# SHORT PROBLEM:
All of the records below must be output exactly, with no pictures carried over.

***** RECORD EXTRACTS

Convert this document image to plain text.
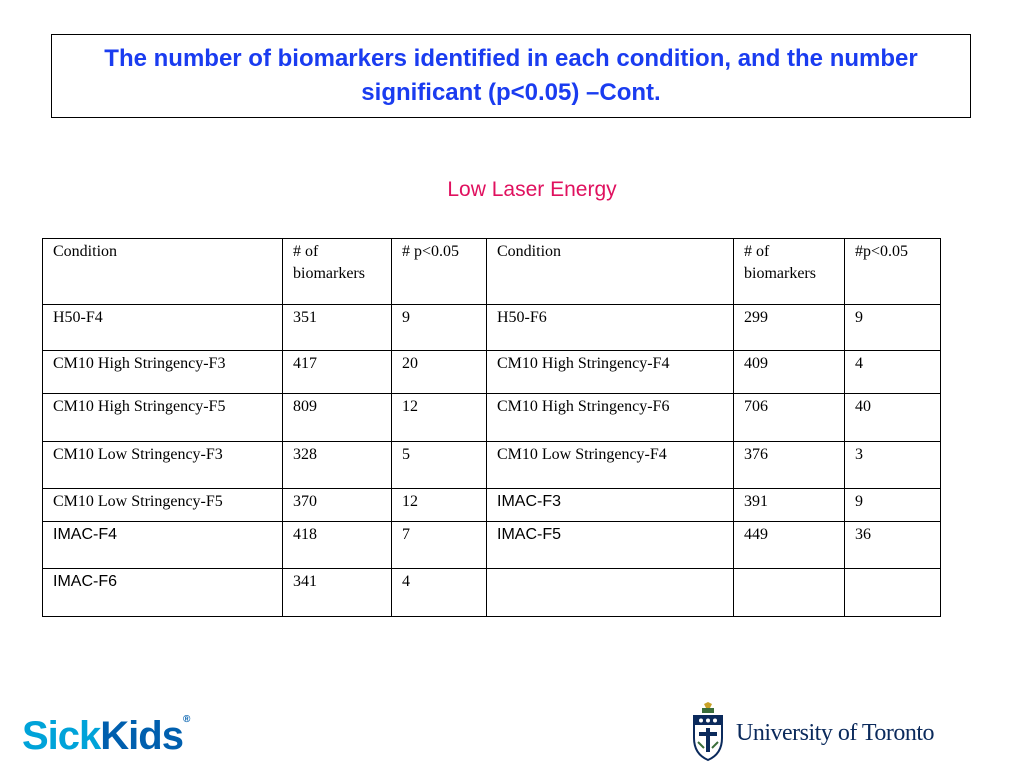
The number of biomarkers identified in each condition, and the number significant (p<0.05) –Cont.
Low Laser Energy
Condition	# of biomarkers	# p<0.05	Condition	# of biomarkers	#p<0.05
H50-F4	351	9	H50-F6	299	9
CM10 High Stringency-F3	417	20	CM10 High Stringency-F4	409	4
CM10 High Stringency-F5	809	12	CM10 High Stringency-F6	706	40
CM10 Low Stringency-F3	328	5	CM10 Low Stringency-F4	376	3
CM10 Low Stringency-F5	370	12	IMAC-F3	391	9
IMAC-F4	418	7	IMAC-F5	449	36
IMAC-F6	341	4			
SickKids®	University of Toronto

**********

# REPLY TO THE TASK:
Convert this document image to plain text.
The number of biomarkers identified in each condition, and the number significant (p<0.05) –Cont.
Low Laser Energy
Condition	# of biomarkers	# p<0.05	Condition	# of biomarkers	#p<0.05
H50-F4	351	9	H50-F6	299	9
CM10 High Stringency-F3	417	20	CM10 High Stringency-F4	409	4
CM10 High Stringency-F5	809	12	CM10 High Stringency-F6	706	40
CM10 Low Stringency-F3	328	5	CM10 Low Stringency-F4	376	3
CM10 Low Stringency-F5	370	12	IMAC-F3	391	9
IMAC-F4	418	7	IMAC-F5	449	36
IMAC-F6	341	4			
SickKids®	University of Toronto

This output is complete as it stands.